**Instructions for the task**.
Lay out the material below as a Markdown table with the columns Row and Line. Give each line its own numbered row, and leave out blank lines.

**Data in this exercise**.
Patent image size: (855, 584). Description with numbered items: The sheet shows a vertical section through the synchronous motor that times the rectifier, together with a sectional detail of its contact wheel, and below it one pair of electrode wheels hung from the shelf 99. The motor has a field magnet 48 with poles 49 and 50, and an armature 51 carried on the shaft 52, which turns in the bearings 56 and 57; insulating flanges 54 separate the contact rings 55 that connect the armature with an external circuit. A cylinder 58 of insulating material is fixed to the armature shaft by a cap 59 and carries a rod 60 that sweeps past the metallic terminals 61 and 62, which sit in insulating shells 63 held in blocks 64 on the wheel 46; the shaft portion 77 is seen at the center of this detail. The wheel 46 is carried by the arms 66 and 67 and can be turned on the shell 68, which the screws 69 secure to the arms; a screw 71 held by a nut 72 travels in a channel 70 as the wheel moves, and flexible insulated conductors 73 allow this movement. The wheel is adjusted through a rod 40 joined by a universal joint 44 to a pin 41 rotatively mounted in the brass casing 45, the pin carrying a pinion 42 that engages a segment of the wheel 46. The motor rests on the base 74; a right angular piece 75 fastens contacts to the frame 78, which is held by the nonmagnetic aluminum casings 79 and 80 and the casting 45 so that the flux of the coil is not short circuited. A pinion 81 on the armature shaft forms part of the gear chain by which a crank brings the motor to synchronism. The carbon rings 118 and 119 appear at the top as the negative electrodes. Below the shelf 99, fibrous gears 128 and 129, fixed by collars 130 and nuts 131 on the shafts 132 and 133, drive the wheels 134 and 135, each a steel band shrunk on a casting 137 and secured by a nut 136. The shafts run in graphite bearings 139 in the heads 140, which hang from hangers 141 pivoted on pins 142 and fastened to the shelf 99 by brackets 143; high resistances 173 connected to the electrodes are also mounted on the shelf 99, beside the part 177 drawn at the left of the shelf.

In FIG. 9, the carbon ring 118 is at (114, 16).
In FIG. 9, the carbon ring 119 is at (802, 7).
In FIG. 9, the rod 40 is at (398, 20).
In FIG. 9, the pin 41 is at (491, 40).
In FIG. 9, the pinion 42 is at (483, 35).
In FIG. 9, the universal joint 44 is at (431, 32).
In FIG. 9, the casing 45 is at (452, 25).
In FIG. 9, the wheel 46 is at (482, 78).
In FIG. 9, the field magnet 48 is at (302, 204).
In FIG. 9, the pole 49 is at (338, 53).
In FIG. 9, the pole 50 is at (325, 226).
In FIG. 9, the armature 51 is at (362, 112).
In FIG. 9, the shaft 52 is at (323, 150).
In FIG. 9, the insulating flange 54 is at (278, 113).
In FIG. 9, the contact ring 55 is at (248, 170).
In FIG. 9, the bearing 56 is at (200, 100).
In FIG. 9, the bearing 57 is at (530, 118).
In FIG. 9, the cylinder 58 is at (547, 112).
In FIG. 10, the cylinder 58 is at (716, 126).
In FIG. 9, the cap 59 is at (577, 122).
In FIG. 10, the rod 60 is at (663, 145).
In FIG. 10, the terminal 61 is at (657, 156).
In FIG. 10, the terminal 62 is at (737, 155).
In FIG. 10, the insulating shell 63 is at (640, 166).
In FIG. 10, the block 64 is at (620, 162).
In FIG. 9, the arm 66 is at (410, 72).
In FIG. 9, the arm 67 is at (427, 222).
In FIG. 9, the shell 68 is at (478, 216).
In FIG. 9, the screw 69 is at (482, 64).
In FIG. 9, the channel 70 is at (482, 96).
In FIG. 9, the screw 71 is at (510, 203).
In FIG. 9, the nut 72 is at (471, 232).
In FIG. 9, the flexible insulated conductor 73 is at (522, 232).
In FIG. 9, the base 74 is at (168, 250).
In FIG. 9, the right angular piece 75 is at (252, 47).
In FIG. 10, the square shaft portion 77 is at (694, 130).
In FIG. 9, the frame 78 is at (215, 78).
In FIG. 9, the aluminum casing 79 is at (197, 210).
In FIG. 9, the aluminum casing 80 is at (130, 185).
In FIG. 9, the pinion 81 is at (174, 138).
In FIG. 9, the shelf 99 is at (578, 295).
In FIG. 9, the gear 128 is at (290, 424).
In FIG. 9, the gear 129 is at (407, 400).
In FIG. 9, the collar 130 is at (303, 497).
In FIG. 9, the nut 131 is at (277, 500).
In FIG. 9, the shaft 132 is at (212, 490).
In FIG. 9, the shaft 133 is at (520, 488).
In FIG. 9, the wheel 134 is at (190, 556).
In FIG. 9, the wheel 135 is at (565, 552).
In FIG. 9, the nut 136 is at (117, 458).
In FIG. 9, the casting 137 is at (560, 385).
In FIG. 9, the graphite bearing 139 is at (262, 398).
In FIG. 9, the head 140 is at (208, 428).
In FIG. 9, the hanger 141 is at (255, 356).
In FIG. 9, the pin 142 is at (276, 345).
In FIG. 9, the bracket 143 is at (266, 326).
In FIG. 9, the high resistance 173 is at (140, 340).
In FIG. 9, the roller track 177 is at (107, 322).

**Result**.
| Row | Line |
|---|---|
| 1 | Patent image size: (855, 584). Description with numbered items: The sheet shows a vertical section through the synchronous motor that times the rectifier, together with a sectional detail of its contact wheel, and below it one pair of electrode wheels hung from the shelf 99. The motor has a field magnet 48 with poles 49 and 50, and an armature 51 carried on the shaft 52, which turns in the bearings 56 and 57; insulating flanges 54 separate the contact rings 55 that connect the armature with an external circuit. A cylinder 58 of insulating material is fixed to the armature shaft by a cap 59 and carries a rod 60 that sweeps past the metallic terminals 61 and 62, which sit in insulating shells 63 held in blocks 64 on the wheel 46; the shaft portion 77 is seen at the center of this detail. The wheel 46 is carried by the arms 66 and 67 and can be turned on the shell 68, which the screws 69 secure to the arms; a screw 71 held by a nut 72 travels in a channel 70 as the wheel moves, and flexible insulated conductors 73 allow this movement. The wheel is adjusted through a rod 40 joined by a universal joint 44 to a pin 41 rotatively mounted in the brass casing 45, the pin carrying a pinion 42 that engages a segment of the wheel 46. The motor rests on the base 74; a right angular piece 75 fastens contacts to the frame 78, which is held by the nonmagnetic aluminum casings 79 and 80 and the casting 45 so that the flux of the coil is not short circuited. A pinion 81 on the armature shaft forms part of the gear chain by which a crank brings the motor to synchronism. The carbon rings 118 and 119 appear at the top as the negative electrodes. Below the shelf 99, fibrous gears 128 and 129, fixed by collars 130 and nuts 131 on the shafts 132 and 133, drive the wheels 134 and 135, each a steel band shrunk on a casting 137 and secured by a nut 136. The shafts run in graphite bearings 139 in the heads 140, which hang from hangers 141 pivoted on pins 142 and fastened to the shelf 99 by brackets 143; high resistances 173 connected to the electrodes are also mounted on the shelf 99, beside the part 177 drawn at the left of the shelf. |
| 2 | In FIG. 9, the carbon ring 118 is at (114, 16). |
| 3 | In FIG. 9, the carbon ring 119 is at (802, 7). |
| 4 | In FIG. 9, the rod 40 is at (398, 20). |
| 5 | In FIG. 9, the pin 41 is at (491, 40). |
| 6 | In FIG. 9, the pinion 42 is at (483, 35). |
| 7 | In FIG. 9, the universal joint 44 is at (431, 32). |
| 8 | In FIG. 9, the casing 45 is at (452, 25). |
| 9 | In FIG. 9, the wheel 46 is at (482, 78). |
| 10 | In FIG. 9, the field magnet 48 is at (302, 204). |
| 11 | In FIG. 9, the pole 49 is at (338, 53). |
| 12 | In FIG. 9, the pole 50 is at (325, 226). |
| 13 | In FIG. 9, the armature 51 is at (362, 112). |
| 14 | In FIG. 9, the shaft 52 is at (323, 150). |
| 15 | In FIG. 9, the insulating flange 54 is at (278, 113). |
| 16 | In FIG. 9, the contact ring 55 is at (248, 170). |
| 17 | In FIG. 9, the bearing 56 is at (200, 100). |
| 18 | In FIG. 9, the bearing 57 is at (530, 118). |
| 19 | In FIG. 9, the cylinder 58 is at (547, 112). |
| 20 | In FIG. 10, the cylinder 58 is at (716, 126). |
| 21 | In FIG. 9, the cap 59 is at (577, 122). |
| 22 | In FIG. 10, the rod 60 is at (663, 145). |
| 23 | In FIG. 10, the terminal 61 is at (657, 156). |
| 24 | In FIG. 10, the terminal 62 is at (737, 155). |
| 25 | In FIG. 10, the insulating shell 63 is at (640, 166). |
| 26 | In FIG. 10, the block 64 is at (620, 162). |
| 27 | In FIG. 9, the arm 66 is at (410, 72). |
| 28 | In FIG. 9, the arm 67 is at (427, 222). |
| 29 | In FIG. 9, the shell 68 is at (478, 216). |
| 30 | In FIG. 9, the screw 69 is at (482, 64). |
| 31 | In FIG. 9, the channel 70 is at (482, 96). |
| 32 | In FIG. 9, the screw 71 is at (510, 203). |
| 33 | In FIG. 9, the nut 72 is at (471, 232). |
| 34 | In FIG. 9, the flexible insulated conductor 73 is at (522, 232). |
| 35 | In FIG. 9, the base 74 is at (168, 250). |
| 36 | In FIG. 9, the right angular piece 75 is at (252, 47). |
| 37 | In FIG. 10, the square shaft portion 77 is at (694, 130). |
| 38 | In FIG. 9, the frame 78 is at (215, 78). |
| 39 | In FIG. 9, the aluminum casing 79 is at (197, 210). |
| 40 | In FIG. 9, the aluminum casing 80 is at (130, 185). |
| 41 | In FIG. 9, the pinion 81 is at (174, 138). |
| 42 | In FIG. 9, the shelf 99 is at (578, 295). |
| 43 | In FIG. 9, the gear 128 is at (290, 424). |
| 44 | In FIG. 9, the gear 129 is at (407, 400). |
| 45 | In FIG. 9, the collar 130 is at (303, 497). |
| 46 | In FIG. 9, the nut 131 is at (277, 500). |
| 47 | In FIG. 9, the shaft 132 is at (212, 490). |
| 48 | In FIG. 9, the shaft 133 is at (520, 488). |
| 49 | In FIG. 9, the wheel 134 is at (190, 556). |
| 50 | In FIG. 9, the wheel 135 is at (565, 552). |
| 51 | In FIG. 9, the nut 136 is at (117, 458). |
| 52 | In FIG. 9, the casting 137 is at (560, 385). |
| 53 | In FIG. 9, the graphite bearing 139 is at (262, 398). |
| 54 | In FIG. 9, the head 140 is at (208, 428). |
| 55 | In FIG. 9, the hanger 141 is at (255, 356). |
| 56 | In FIG. 9, the pin 142 is at (276, 345). |
| 57 | In FIG. 9, the bracket 143 is at (266, 326). |
| 58 | In FIG. 9, the high resistance 173 is at (140, 340). |
| 59 | In FIG. 9, the roller track 177 is at (107, 322). |